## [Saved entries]
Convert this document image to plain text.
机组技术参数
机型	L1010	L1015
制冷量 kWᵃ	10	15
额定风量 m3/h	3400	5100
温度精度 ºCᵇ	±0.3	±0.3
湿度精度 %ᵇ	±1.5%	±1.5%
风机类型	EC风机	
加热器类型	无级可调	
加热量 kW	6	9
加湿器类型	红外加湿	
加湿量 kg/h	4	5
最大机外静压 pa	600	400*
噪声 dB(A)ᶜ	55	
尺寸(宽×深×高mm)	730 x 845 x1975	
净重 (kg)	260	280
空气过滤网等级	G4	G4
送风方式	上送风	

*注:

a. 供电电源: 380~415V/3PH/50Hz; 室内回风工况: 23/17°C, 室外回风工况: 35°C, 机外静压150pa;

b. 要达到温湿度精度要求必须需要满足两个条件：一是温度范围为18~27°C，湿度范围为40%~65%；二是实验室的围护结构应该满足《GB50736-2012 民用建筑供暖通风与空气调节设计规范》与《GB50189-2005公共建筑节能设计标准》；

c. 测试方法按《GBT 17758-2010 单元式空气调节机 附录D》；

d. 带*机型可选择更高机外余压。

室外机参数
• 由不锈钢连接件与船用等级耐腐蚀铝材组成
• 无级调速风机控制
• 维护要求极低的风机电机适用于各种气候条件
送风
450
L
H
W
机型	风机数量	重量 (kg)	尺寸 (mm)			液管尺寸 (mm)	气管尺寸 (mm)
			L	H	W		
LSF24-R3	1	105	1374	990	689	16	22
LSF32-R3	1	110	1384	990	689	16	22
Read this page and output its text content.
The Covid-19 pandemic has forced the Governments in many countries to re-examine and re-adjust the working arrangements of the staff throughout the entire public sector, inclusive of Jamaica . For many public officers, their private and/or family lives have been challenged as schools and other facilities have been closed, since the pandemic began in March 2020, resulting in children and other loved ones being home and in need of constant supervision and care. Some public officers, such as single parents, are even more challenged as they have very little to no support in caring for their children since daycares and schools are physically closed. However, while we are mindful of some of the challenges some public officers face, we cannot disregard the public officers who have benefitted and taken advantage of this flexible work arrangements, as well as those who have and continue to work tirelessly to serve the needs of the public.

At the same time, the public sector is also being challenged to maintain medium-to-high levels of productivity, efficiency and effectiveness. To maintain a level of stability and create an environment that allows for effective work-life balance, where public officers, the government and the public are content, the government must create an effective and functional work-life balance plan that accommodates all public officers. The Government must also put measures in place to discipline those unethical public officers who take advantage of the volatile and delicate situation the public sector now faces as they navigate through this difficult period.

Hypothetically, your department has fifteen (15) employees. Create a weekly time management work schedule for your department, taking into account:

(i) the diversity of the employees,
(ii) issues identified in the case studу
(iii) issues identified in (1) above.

## [DESCRIPTION OF THE TASK]
Hand back the material above in full, exactly as written.

## [RESULT FOR THIS TASK]
Convert this document image to plain text.
机组技术参数
机型	L1010	L1015
制冷量 kWᵃ	10	15
额定风量 m3/h	3400	5100
温度精度 ºCᵇ	±0.3	±0.3
湿度精度 %ᵇ	±1.5%	±1.5%
风机类型	EC风机	
加热器类型	无级可调	
加热量 kW	6	9
加湿器类型	红外加湿	
加湿量 kg/h	4	5
最大机外静压 pa	600	400*
噪声 dB(A)ᶜ	55	
尺寸(宽×深×高mm)	730 x 845 x1975	
净重 (kg)	260	280
空气过滤网等级	G4	G4
送风方式	上送风	

*注:

a. 供电电源: 380~415V/3PH/50Hz; 室内回风工况: 23/17°C, 室外回风工况: 35°C, 机外静压150pa;

b. 要达到温湿度精度要求必须需要满足两个条件：一是温度范围为18~27°C，湿度范围为40%~65%；二是实验室的围护结构应该满足《GB50736-2012 民用建筑供暖通风与空气调节设计规范》与《GB50189-2005公共建筑节能设计标准》；

c. 测试方法按《GBT 17758-2010 单元式空气调节机 附录D》；

d. 带*机型可选择更高机外余压。

室外机参数
• 由不锈钢连接件与船用等级耐腐蚀铝材组成
• 无级调速风机控制
• 维护要求极低的风机电机适用于各种气候条件
送风
450
L
H
W
机型	风机数量	重量 (kg)	尺寸 (mm)			液管尺寸 (mm)	气管尺寸 (mm)
			L	H	W		
LSF24-R3	1	105	1374	990	689	16	22
LSF32-R3	1	110	1384	990	689	16	22
Read this page and output its text content.
The Covid-19 pandemic has forced the Governments in many countries to re-examine and re-adjust the working arrangements of the staff throughout the entire public sector, inclusive of Jamaica . For many public officers, their private and/or family lives have been challenged as schools and other facilities have been closed, since the pandemic began in March 2020, resulting in children and other loved ones being home and in need of constant supervision and care. Some public officers, such as single parents, are even more challenged as they have very little to no support in caring for their children since daycares and schools are physically closed. However, while we are mindful of some of the challenges some public officers face, we cannot disregard the public officers who have benefitted and taken advantage of this flexible work arrangements, as well as those who have and continue to work tirelessly to serve the needs of the public.

At the same time, the public sector is also being challenged to maintain medium-to-high levels of productivity, efficiency and effectiveness. To maintain a level of stability and create an environment that allows for effective work-life balance, where public officers, the government and the public are content, the government must create an effective and functional work-life balance plan that accommodates all public officers. The Government must also put measures in place to discipline those unethical public officers who take advantage of the volatile and delicate situation the public sector now faces as they navigate through this difficult period.

Hypothetically, your department has fifteen (15) employees. Create a weekly time management work schedule for your department, taking into account:

(i) the diversity of the employees,
(ii) issues identified in the case studу
(iii) issues identified in (1) above.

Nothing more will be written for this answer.